*JOB*. Copy out all the lines in the records that include the word "усилителей".

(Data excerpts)
********
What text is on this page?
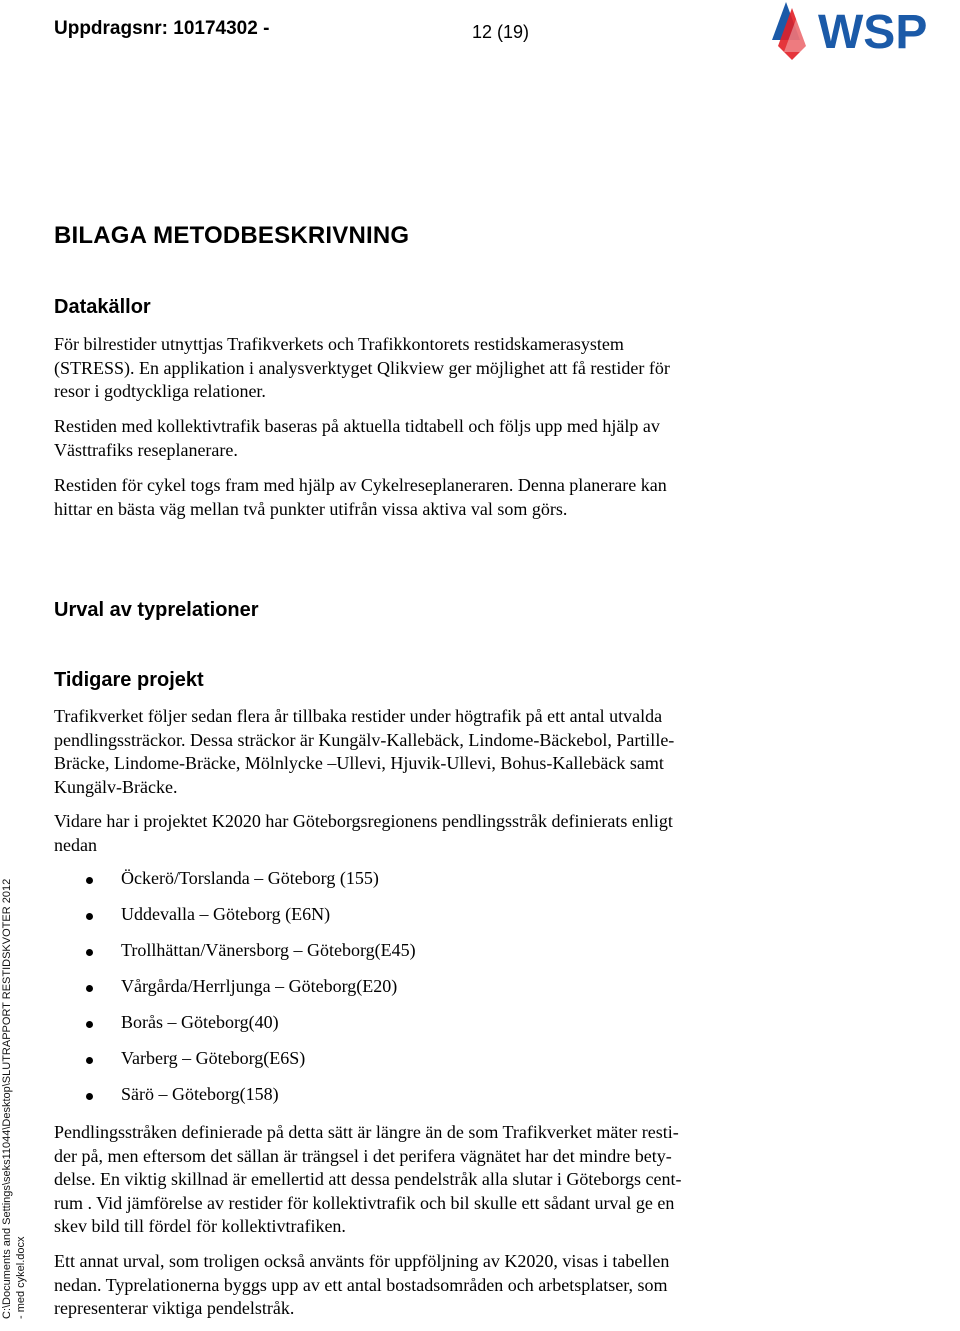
Uppdragsnr: 10174302 -	12 (19)	WSP
BILAGA METODBESKRIVNING
Datakällor
För bilrestider utnyttjas Trafikverkets och Trafikkontorets restidskamerasystem
(STRESS). En applikation i analysverktyget Qlikview ger möjlighet att få restider för
resor i godtyckliga relationer.
Restiden med kollektivtrafik baseras på aktuella tidtabell och följs upp med hjälp av
Västtrafiks reseplanerare.
Restiden för cykel togs fram med hjälp av Cykelreseplaneraren. Denna planerare kan
hittar en bästa väg mellan två punkter utifrån vissa aktiva val som görs.
Urval av typrelationer
Tidigare projekt
Trafikverket följer sedan flera år tillbaka restider under högtrafik på ett antal utvalda
pendlingssträckor. Dessa sträckor är Kungälv-Kallebäck, Lindome-Bäckebol, Partille-
Bräcke, Lindome-Bräcke, Mölnlycke –Ullevi, Hjuvik-Ullevi, Bohus-Kallebäck samt
Kungälv-Bräcke.
Vidare har i projektet K2020 har Göteborgsregionens pendlingsstråk definierats enligt
nedan
Öckerö/Torslanda – Göteborg (155)
Uddevalla – Göteborg (E6N)
Trollhättan/Vänersborg – Göteborg(E45)
Vårgårda/Herrljunga – Göteborg(E20)
Borås – Göteborg(40)
Varberg – Göteborg(E6S)
Särö – Göteborg(158)
Pendlingsstråken definierade på detta sätt är längre än de som Trafikverket mäter resti-
der på, men eftersom det sällan är trängsel i det perifera vägnätet har det mindre bety-
delse. En viktig skillnad är emellertid att dessa pendelstråk alla slutar i Göteborgs cent-
rum . Vid jämförelse av restider för kollektivtrafik och bil skulle ett sådant urval ge en
skev bild till fördel för kollektivtrafiken.
Ett annat urval, som troligen också använts för uppföljning av K2020, visas i tabellen
nedan. Typrelationerna byggs upp av ett antal bostadsområden och arbetsplatser, som
representerar viktiga pendelstråk.
C:\Documents and Settings\seks11044\Desktop\SLUTRAPPORT RESTIDSKVOTER 2012 - med cykel.docx
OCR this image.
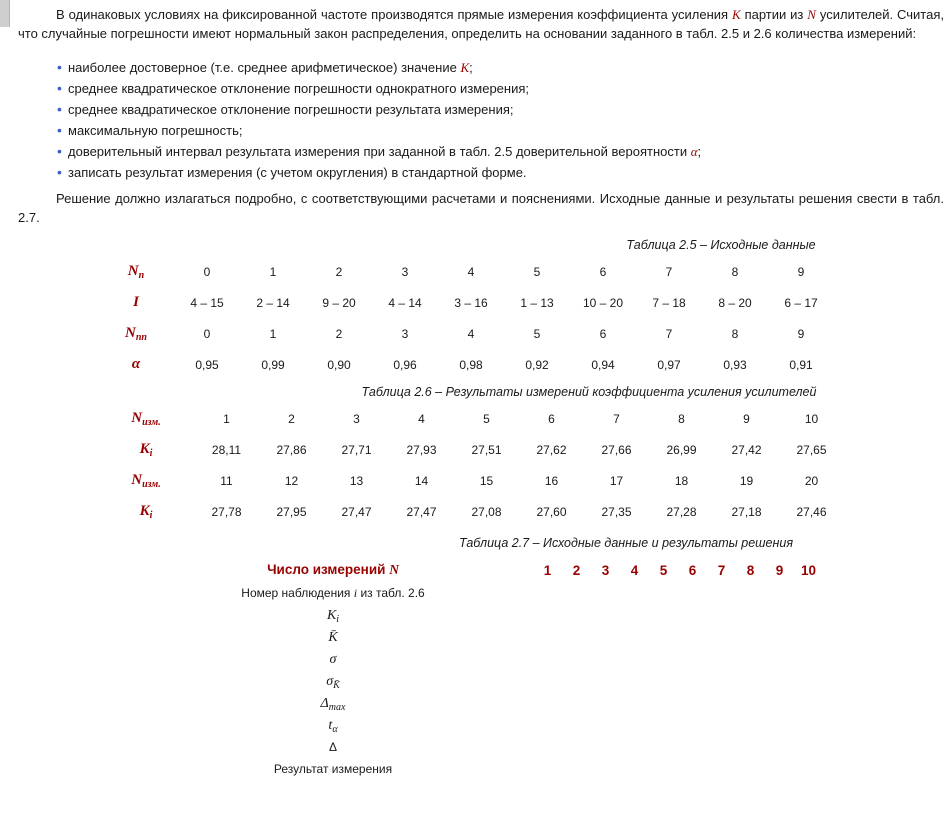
В одинаковых условиях на фиксированной частоте производятся прямые измерения коэффициента усиления K партии из N усилителей. Считая, что случайные погрешности имеют нормальный закон распределения, определить на основании заданного в табл. 2.5 и 2.6 количества измерений:

• наиболее достоверное (т.е. среднее арифметическое) значение K;
• среднее квадратическое отклонение погрешности однократного измерения;
• среднее квадратическое отклонение погрешности результата измерения;
• максимальную погрешность;
• доверительный интервал результата измерения при заданной в табл. 2.5 доверительной вероятности α;
• записать результат измерения (с учетом округления) в стандартной форме.

Решение должно излагаться подробно, с соответствующими расчетами и пояснениями. Исходные данные и результаты решения свести в табл. 2.7.

Таблица 2.5 – Исходные данные
$N_п$	0	1	2	3	4	5	6	7	8	9
I	4 – 15	2 – 14	9 – 20	4 – 14	3 – 16	1 – 13	10 – 20	7 – 18	8 – 20	6 – 17
$N_{пп}$	0	1	2	3	4	5	6	7	8	9
α	0,95	0,99	0,90	0,96	0,98	0,92	0,94	0,97	0,93	0,91
Таблица 2.6 – Результаты измерений коэффициента усиления усилителей
$N_{изм.}$	1	2	3	4	5	6	7	8	9	10
$K_i$	28,11	27,86	27,71	27,93	27,51	27,62	27,66	26,99	27,42	27,65
$N_{изм.}$	11	12	13	14	15	16	17	18	19	20
$K_i$	27,78	27,95	27,47	27,47	27,08	27,60	27,35	27,28	27,18	27,46
Таблица 2.7 – Исходные данные и результаты решения
Число измерений N	1	2	3	4	5	6	7	8	9	10
Номер наблюдения i из табл. 2.6
$K_i$
K̄
σ
$\sigma_{K̄}$
$\Delta_{max}$
$t_\alpha$
Δ
Результат измерения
********
*FINAL RESULT*.
В одинаковых условиях на фиксированной частоте производятся прямые измерения коэффициента усиления K партии из N усилителей. Считая, что случайные погрешности имеют нормальный закон распределения, определить на основании заданного в табл. 2.5 и 2.6 количества измерений:
Таблица 2.6 – Результаты измерений коэффициента усиления усилителей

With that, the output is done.